# Listing start
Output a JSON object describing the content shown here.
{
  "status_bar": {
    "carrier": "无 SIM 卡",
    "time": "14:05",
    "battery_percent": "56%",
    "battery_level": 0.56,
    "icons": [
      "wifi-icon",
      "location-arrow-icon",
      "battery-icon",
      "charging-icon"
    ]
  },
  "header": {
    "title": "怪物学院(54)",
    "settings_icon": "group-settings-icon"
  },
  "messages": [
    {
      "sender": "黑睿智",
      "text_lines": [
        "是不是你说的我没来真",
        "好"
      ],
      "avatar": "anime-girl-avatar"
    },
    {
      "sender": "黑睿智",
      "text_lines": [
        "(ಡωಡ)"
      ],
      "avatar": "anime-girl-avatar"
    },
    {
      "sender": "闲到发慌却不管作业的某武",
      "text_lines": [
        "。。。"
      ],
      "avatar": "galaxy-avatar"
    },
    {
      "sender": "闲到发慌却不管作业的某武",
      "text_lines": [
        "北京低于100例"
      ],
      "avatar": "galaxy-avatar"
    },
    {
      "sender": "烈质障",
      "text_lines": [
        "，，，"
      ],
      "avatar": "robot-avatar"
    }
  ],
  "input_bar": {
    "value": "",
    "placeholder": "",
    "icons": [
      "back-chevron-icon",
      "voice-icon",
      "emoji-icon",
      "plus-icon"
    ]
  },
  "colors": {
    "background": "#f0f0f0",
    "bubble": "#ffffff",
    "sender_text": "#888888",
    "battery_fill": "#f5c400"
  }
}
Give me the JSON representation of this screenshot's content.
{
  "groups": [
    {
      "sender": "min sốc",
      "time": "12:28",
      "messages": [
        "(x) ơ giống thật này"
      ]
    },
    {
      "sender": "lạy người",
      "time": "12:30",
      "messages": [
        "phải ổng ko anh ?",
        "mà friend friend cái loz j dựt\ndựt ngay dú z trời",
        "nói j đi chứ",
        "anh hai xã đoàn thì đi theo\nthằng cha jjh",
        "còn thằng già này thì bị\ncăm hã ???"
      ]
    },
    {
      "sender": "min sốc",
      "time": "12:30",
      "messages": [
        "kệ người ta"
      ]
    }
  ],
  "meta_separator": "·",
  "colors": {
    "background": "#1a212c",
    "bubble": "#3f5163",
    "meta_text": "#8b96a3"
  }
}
# Listing end
## Instructions to follow
From the records above, pull out each line that has "time".

## Exercise output
    "time": "14:05",
      "time": "12:28",
      "time": "12:30",
      "time": "12:30",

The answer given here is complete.